* Extracted material
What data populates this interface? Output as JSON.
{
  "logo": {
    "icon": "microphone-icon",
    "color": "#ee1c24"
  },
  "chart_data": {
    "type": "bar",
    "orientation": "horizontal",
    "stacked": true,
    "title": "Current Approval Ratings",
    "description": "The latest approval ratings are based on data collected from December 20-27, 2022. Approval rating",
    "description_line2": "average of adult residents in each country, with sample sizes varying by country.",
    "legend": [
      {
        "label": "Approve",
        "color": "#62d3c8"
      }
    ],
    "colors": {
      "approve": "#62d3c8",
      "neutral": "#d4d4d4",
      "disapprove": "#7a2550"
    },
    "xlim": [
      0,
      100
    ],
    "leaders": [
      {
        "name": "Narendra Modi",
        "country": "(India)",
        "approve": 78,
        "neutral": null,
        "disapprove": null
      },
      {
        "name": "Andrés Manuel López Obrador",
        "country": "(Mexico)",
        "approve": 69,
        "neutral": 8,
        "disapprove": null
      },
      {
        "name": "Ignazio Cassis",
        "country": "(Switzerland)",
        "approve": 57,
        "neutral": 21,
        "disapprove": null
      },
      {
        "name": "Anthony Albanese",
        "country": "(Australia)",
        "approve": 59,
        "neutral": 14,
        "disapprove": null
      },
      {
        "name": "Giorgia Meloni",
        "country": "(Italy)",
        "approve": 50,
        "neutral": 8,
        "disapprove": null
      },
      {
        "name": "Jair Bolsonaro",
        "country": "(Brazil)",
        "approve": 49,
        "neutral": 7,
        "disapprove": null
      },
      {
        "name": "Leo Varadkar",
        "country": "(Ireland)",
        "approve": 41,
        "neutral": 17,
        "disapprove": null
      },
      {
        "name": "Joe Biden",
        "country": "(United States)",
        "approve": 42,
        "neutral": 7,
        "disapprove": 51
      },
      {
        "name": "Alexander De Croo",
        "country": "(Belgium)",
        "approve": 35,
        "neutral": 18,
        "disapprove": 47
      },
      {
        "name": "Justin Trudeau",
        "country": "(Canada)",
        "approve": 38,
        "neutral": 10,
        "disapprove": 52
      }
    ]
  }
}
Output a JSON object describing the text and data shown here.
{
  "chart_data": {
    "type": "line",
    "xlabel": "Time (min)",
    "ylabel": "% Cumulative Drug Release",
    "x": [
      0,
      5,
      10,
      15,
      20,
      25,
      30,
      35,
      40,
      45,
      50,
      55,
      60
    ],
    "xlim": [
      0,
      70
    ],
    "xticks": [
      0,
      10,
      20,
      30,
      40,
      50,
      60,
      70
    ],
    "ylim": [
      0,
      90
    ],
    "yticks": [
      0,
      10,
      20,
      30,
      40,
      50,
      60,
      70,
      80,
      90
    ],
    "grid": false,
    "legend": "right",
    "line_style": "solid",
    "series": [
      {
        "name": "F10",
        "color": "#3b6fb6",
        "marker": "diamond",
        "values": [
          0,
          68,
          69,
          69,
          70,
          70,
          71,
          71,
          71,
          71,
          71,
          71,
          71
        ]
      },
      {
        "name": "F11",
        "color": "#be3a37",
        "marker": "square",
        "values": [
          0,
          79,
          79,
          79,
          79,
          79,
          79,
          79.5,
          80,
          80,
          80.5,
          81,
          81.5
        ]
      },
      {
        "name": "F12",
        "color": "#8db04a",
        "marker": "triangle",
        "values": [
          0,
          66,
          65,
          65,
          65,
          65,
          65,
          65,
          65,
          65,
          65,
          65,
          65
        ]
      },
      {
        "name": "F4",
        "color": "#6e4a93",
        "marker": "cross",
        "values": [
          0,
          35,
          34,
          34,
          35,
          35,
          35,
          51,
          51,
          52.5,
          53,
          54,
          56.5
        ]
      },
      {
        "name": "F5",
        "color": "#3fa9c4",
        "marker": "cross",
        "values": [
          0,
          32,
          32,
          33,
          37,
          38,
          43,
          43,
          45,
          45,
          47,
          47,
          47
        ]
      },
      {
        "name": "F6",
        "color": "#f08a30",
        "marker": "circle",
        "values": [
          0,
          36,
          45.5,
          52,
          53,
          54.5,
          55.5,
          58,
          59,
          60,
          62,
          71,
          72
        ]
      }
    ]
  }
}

* Objective
Output the whole listing above again, word for word.

* Answer to this exercise
What data populates this interface? Output as JSON.
{
  "logo": {
    "icon": "microphone-icon",
    "color": "#ee1c24"
  },
  "chart_data": {
    "type": "bar",
    "orientation": "horizontal",
    "stacked": true,
    "title": "Current Approval Ratings",
    "description": "The latest approval ratings are based on data collected from December 20-27, 2022. Approval rating",
    "description_line2": "average of adult residents in each country, with sample sizes varying by country.",
    "legend": [
      {
        "label": "Approve",
        "color": "#62d3c8"
      }
    ],
    "colors": {
      "approve": "#62d3c8",
      "neutral": "#d4d4d4",
      "disapprove": "#7a2550"
    },
    "xlim": [
      0,
      100
    ],
    "leaders": [
      {
        "name": "Narendra Modi",
        "country": "(India)",
        "approve": 78,
        "neutral": null,
        "disapprove": null
      },
      {
        "name": "Andrés Manuel López Obrador",
        "country": "(Mexico)",
        "approve": 69,
        "neutral": 8,
        "disapprove": null
      },
      {
        "name": "Ignazio Cassis",
        "country": "(Switzerland)",
        "approve": 57,
        "neutral": 21,
        "disapprove": null
      },
      {
        "name": "Anthony Albanese",
        "country": "(Australia)",
        "approve": 59,
        "neutral": 14,
        "disapprove": null
      },
      {
        "name": "Giorgia Meloni",
        "country": "(Italy)",
        "approve": 50,
        "neutral": 8,
        "disapprove": null
      },
      {
        "name": "Jair Bolsonaro",
        "country": "(Brazil)",
        "approve": 49,
        "neutral": 7,
        "disapprove": null
      },
      {
        "name": "Leo Varadkar",
        "country": "(Ireland)",
        "approve": 41,
        "neutral": 17,
        "disapprove": null
      },
      {
        "name": "Joe Biden",
        "country": "(United States)",
        "approve": 42,
        "neutral": 7,
        "disapprove": 51
      },
      {
        "name": "Alexander De Croo",
        "country": "(Belgium)",
        "approve": 35,
        "neutral": 18,
        "disapprove": 47
      },
      {
        "name": "Justin Trudeau",
        "country": "(Canada)",
        "approve": 38,
        "neutral": 10,
        "disapprove": 52
      }
    ]
  }
}
Output a JSON object describing the text and data shown here.
{
  "chart_data": {
    "type": "line",
    "xlabel": "Time (min)",
    "ylabel": "% Cumulative Drug Release",
    "x": [
      0,
      5,
      10,
      15,
      20,
      25,
      30,
      35,
      40,
      45,
      50,
      55,
      60
    ],
    "xlim": [
      0,
      70
    ],
    "xticks": [
      0,
      10,
      20,
      30,
      40,
      50,
      60,
      70
    ],
    "ylim": [
      0,
      90
    ],
    "yticks": [
      0,
      10,
      20,
      30,
      40,
      50,
      60,
      70,
      80,
      90
    ],
    "grid": false,
    "legend": "right",
    "line_style": "solid",
    "series": [
      {
        "name": "F10",
        "color": "#3b6fb6",
        "marker": "diamond",
        "values": [
          0,
          68,
          69,
          69,
          70,
          70,
          71,
          71,
          71,
          71,
          71,
          71,
          71
        ]
      },
      {
        "name": "F11",
        "color": "#be3a37",
        "marker": "square",
        "values": [
          0,
          79,
          79,
          79,
          79,
          79,
          79,
          79.5,
          80,
          80,
          80.5,
          81,
          81.5
        ]
      },
      {
        "name": "F12",
        "color": "#8db04a",
        "marker": "triangle",
        "values": [
          0,
          66,
          65,
          65,
          65,
          65,
          65,
          65,
          65,
          65,
          65,
          65,
          65
        ]
      },
      {
        "name": "F4",
        "color": "#6e4a93",
        "marker": "cross",
        "values": [
          0,
          35,
          34,
          34,
          35,
          35,
          35,
          51,
          51,
          52.5,
          53,
          54,
          56.5
        ]
      },
      {
        "name": "F5",
        "color": "#3fa9c4",
        "marker": "cross",
        "values": [
          0,
          32,
          32,
          33,
          37,
          38,
          43,
          43,
          45,
          45,
          47,
          47,
          47
        ]
      },
      {
        "name": "F6",
        "color": "#f08a30",
        "marker": "circle",
        "values": [
          0,
          36,
          45.5,
          52,
          53,
          54.5,
          55.5,
          58,
          59,
          60,
          62,
          71,
          72
        ]
      }
    ]
  }
}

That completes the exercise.